** Begin Entries supplied **

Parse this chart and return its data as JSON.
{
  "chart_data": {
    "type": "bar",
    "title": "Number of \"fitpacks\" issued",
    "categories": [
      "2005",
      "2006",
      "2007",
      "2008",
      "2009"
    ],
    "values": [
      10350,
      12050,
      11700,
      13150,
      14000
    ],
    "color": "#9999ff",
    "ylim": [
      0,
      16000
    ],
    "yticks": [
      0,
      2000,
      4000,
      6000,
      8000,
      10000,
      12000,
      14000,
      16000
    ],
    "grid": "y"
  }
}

** End Entries supplied **

Output the full listing exactly as it stands.

## Exercise solution
Parse this chart and return its data as JSON.
{
  "chart_data": {
    "type": "bar",
    "title": "Number of \"fitpacks\" issued",
    "categories": [
      "2005",
      "2006",
      "2007",
      "2008",
      "2009"
    ],
    "values": [
      10350,
      12050,
      11700,
      13150,
      14000
    ],
    "color": "#9999ff",
    "ylim": [
      0,
      16000
    ],
    "yticks": [
      0,
      2000,
      4000,
      6000,
      8000,
      10000,
      12000,
      14000,
      16000
    ],
    "grid": "y"
  }
}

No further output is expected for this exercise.